INSTRUCTIONS FOR THE TASK: Return all entries word for word, but drop any images.

######

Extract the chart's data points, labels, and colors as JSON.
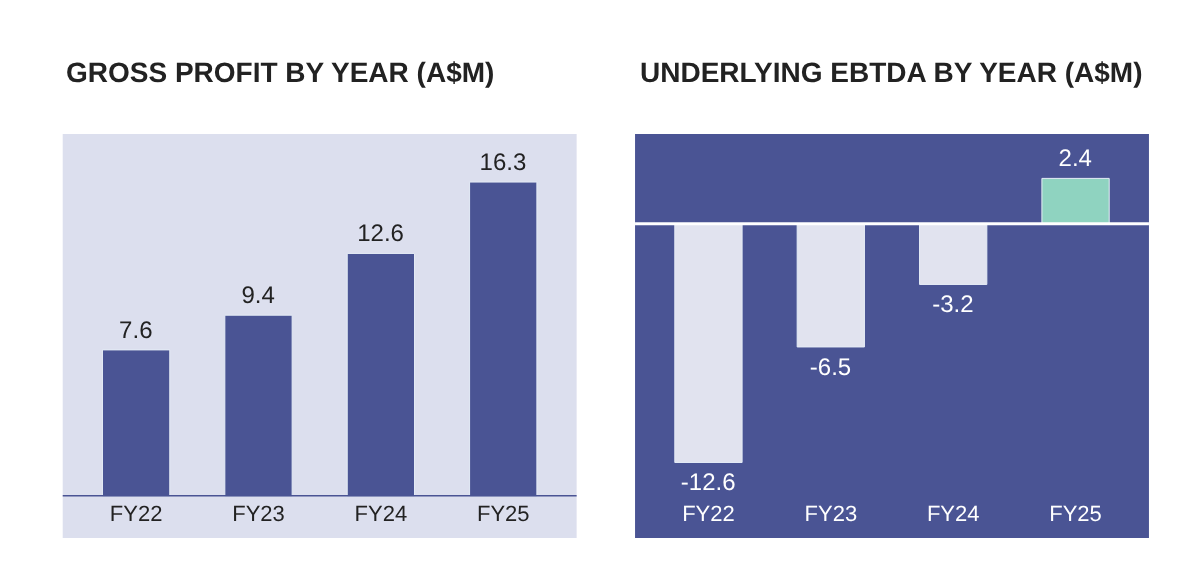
{
  "chart_data": [
    {
      "type": "bar",
      "title": "GROSS PROFIT BY YEAR (A$M)",
      "categories": [
        "FY22",
        "FY23",
        "FY24",
        "FY25"
      ],
      "values": [
        7.6,
        9.4,
        12.6,
        16.3
      ],
      "colors": [
        "#4a5494",
        "#4a5494",
        "#4a5494",
        "#4a5494"
      ],
      "data_labels": true
    },
    {
      "type": "bar",
      "title": "UNDERLYING EBTDA BY YEAR (A$M)",
      "categories": [
        "FY22",
        "FY23",
        "FY24",
        "FY25"
      ],
      "values": [
        -12.6,
        -6.5,
        -3.2,
        2.4
      ],
      "colors": [
        "#e1e3ef",
        "#e1e3ef",
        "#e1e3ef",
        "#8fd3c0"
      ],
      "data_labels": true
    }
  ]
}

######

CORRECT RESPONSE:
Extract the chart's data points, labels, and colors as JSON.
{
  "chart_data": [
    {
      "type": "bar",
      "title": "GROSS PROFIT BY YEAR (A$M)",
      "categories": [
        "FY22",
        "FY23",
        "FY24",
        "FY25"
      ],
      "values": [
        7.6,
        9.4,
        12.6,
        16.3
      ],
      "colors": [
        "#4a5494",
        "#4a5494",
        "#4a5494",
        "#4a5494"
      ],
      "data_labels": true
    },
    {
      "type": "bar",
      "title": "UNDERLYING EBTDA BY YEAR (A$M)",
      "categories": [
        "FY22",
        "FY23",
        "FY24",
        "FY25"
      ],
      "values": [
        -12.6,
        -6.5,
        -3.2,
        2.4
      ],
      "colors": [
        "#e1e3ef",
        "#e1e3ef",
        "#e1e3ef",
        "#8fd3c0"
      ],
      "data_labels": true
    }
  ]
}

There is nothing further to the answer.